A Brief Introduction to PyTraverse

The goal of this notebook is to showcase the key aspects of PyTraverse and how they can be used to rewrite datastructures.

1. Hello World Traverser

Let’s start with the simplest possible traverser: On that does not actually traverse anything:

import pytraverse as t


@t.traverser
def my_traverser(s: str) -> str:
    return s.upper()


s = "hello world"
print(t.traverse(s, my_traverser))

HELLO WORLD

The core function offered by the pytraverse module is the traverse function. It takes an object to traverse and a traverser that should be applied to it. Here, the traverser just calls the .upper() method of the passed-in string.

Note the @t.traverser decorator. It converts our simple object mapper to a “proper” traverser - we will discuss later what this means. For now, just remember to annotate your traverser functions with this decorator.

• Data entries:
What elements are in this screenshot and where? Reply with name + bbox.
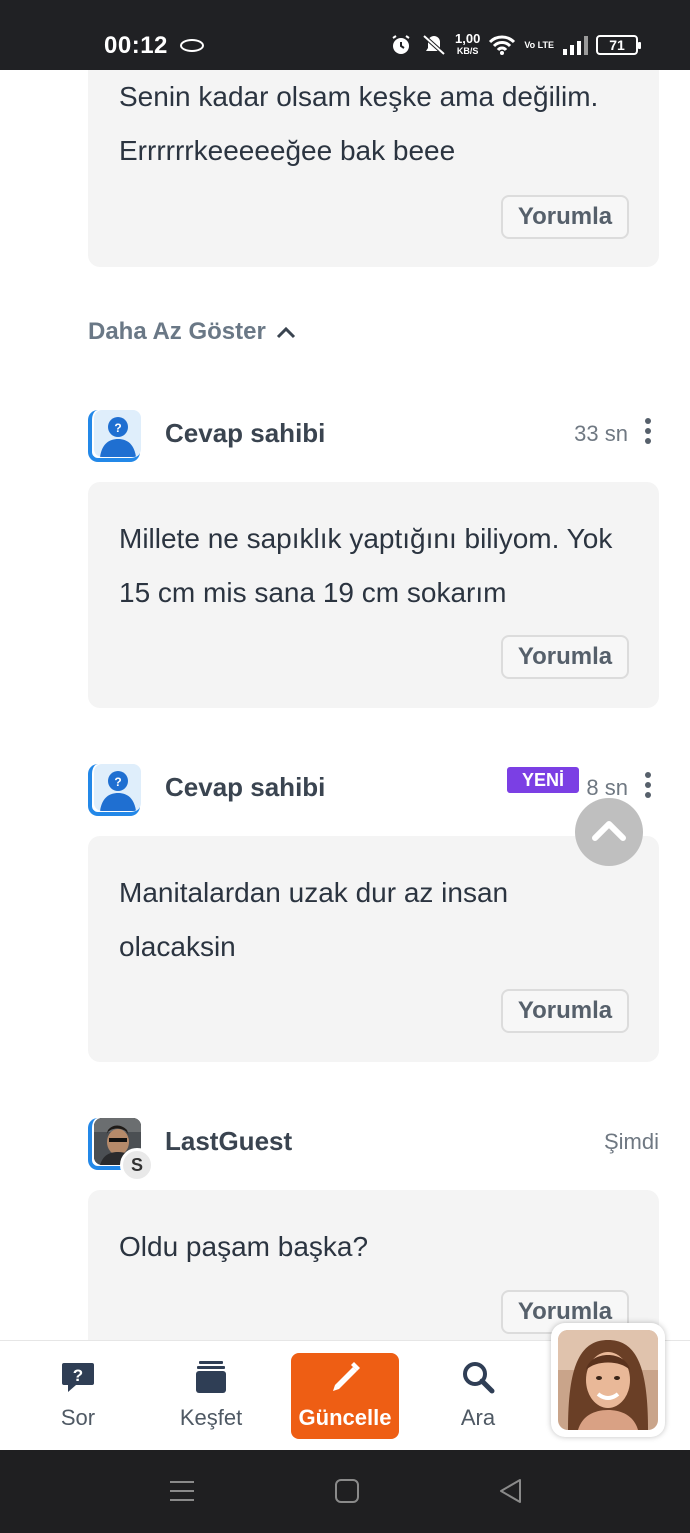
---
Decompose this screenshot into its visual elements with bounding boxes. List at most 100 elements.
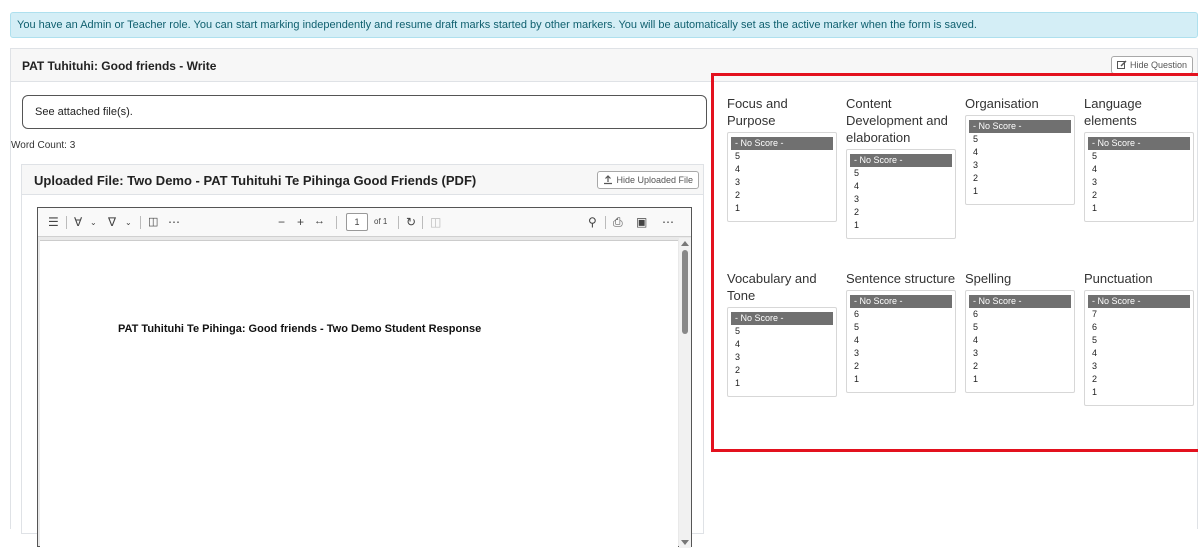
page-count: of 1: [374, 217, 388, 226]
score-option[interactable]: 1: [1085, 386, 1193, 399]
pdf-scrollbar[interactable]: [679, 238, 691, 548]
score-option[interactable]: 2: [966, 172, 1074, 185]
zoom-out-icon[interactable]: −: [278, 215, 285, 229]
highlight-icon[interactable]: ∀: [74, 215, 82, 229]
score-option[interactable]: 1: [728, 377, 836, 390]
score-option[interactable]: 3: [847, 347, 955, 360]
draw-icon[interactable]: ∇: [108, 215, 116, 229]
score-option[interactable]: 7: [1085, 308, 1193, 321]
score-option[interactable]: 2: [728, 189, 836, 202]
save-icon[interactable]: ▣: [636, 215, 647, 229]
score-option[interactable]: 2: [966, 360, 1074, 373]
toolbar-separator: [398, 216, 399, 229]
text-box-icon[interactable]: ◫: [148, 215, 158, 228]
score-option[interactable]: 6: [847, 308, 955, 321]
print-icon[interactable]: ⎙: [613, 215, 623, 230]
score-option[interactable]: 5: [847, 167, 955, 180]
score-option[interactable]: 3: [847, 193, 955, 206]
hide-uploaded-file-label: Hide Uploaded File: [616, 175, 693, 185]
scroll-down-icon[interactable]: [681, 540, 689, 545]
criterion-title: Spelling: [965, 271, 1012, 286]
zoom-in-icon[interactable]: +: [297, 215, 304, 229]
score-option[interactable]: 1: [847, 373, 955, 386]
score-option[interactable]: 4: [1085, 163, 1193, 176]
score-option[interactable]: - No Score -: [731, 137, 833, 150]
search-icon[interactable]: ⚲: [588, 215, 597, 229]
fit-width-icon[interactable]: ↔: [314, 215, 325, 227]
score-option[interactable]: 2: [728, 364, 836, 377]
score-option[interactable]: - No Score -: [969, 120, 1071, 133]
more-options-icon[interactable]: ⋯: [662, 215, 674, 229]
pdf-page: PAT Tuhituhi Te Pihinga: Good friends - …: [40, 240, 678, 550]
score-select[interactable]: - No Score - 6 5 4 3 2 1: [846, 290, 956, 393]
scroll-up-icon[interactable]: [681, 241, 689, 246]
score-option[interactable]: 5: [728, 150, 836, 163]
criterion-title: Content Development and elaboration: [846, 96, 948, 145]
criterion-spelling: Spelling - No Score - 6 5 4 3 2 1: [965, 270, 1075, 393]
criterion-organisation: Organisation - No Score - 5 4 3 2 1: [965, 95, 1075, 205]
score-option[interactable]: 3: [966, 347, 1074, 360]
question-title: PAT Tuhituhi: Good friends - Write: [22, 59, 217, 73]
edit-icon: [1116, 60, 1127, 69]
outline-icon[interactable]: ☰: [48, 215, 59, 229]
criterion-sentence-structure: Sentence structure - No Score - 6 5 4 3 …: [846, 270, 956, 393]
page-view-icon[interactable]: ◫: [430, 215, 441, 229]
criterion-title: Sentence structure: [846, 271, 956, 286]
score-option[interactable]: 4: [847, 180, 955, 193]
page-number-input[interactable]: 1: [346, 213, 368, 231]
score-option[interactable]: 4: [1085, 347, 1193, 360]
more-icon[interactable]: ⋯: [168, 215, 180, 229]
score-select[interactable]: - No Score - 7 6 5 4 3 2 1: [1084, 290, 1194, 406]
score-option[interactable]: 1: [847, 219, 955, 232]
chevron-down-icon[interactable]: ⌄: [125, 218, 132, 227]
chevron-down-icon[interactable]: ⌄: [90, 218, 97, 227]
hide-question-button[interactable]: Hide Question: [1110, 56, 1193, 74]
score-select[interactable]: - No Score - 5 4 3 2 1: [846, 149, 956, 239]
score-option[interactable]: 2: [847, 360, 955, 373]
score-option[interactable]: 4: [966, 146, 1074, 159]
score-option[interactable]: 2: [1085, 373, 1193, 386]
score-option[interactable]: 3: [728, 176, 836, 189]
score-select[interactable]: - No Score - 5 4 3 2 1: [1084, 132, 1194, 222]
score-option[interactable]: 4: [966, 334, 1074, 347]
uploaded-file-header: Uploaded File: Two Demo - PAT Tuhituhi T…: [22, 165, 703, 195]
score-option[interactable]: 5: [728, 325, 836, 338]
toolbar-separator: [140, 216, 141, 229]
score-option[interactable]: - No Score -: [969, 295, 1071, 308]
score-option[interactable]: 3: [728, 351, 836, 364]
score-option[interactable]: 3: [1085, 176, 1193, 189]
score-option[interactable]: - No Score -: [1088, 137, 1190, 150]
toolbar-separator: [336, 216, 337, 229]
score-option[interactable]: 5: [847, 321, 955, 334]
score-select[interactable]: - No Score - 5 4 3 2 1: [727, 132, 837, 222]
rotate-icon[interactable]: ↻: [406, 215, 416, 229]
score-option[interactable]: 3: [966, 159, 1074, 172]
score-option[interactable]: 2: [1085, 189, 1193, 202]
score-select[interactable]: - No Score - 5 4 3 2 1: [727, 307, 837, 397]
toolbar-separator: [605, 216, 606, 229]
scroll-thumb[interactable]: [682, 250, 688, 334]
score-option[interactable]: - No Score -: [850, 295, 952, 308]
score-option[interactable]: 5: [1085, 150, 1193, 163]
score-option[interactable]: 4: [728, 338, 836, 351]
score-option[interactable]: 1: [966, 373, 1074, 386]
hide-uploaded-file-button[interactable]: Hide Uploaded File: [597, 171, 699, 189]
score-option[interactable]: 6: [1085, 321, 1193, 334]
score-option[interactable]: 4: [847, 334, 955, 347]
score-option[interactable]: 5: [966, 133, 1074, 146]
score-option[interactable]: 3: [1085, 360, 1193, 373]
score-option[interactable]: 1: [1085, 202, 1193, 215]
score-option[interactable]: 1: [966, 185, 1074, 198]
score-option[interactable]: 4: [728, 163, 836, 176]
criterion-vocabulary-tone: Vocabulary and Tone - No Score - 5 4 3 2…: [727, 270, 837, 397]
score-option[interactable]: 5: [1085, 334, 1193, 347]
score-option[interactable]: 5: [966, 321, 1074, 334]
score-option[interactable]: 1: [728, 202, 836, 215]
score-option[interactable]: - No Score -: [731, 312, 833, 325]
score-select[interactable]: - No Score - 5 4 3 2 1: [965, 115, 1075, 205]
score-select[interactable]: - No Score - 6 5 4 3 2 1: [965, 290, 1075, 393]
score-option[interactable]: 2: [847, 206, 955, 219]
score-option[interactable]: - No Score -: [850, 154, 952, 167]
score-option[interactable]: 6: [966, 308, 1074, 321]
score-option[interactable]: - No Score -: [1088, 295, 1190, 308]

• Requests:
1. In the PyTraverse introduction, which decorator converts a simple object mapper into a "proper" traverser?
2. Retype the passage of the PyTraverse introduction from "The goal of" up to and including "return s.upper()".

• Worked answers:
1. The @t.traverser decorator.

2.
The goal of this notebook is to showcase the key aspects of PyTraverse and how they can be used to rewrite datastructures.

1. Hello World Traverser

Let’s start with the simplest possible traverser: On that does not actually traverse anything:

import pytraverse as t


@t.traverser
def my_traverser(s: str) -> str:
    return s.upper()